GOAL —
Write out all of the data exactly as it appears.

════════════════════

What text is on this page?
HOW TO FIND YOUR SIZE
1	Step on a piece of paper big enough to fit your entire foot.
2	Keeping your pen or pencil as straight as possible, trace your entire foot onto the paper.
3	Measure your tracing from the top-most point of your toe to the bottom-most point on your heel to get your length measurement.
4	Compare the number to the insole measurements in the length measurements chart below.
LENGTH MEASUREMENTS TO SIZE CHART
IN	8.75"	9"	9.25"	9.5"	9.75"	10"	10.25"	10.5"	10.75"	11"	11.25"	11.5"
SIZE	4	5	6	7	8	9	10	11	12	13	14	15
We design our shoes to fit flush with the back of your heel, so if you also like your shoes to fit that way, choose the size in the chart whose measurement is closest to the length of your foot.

════════════════════

THE REPLY —
What text is on this page?
HOW TO FIND YOUR SIZE
1	Step on a piece of paper big enough to fit your entire foot.
2	Keeping your pen or pencil as straight as possible, trace your entire foot onto the paper.
3	Measure your tracing from the top-most point of your toe to the bottom-most point on your heel to get your length measurement.
4	Compare the number to the insole measurements in the length measurements chart below.
LENGTH MEASUREMENTS TO SIZE CHART
IN	8.75"	9"	9.25"	9.5"	9.75"	10"	10.25"	10.5"	10.75"	11"	11.25"	11.5"
SIZE	4	5	6	7	8	9	10	11	12	13	14	15
We design our shoes to fit flush with the back of your heel, so if you also like your shoes to fit that way, choose the size in the chart whose measurement is closest to the length of your foot.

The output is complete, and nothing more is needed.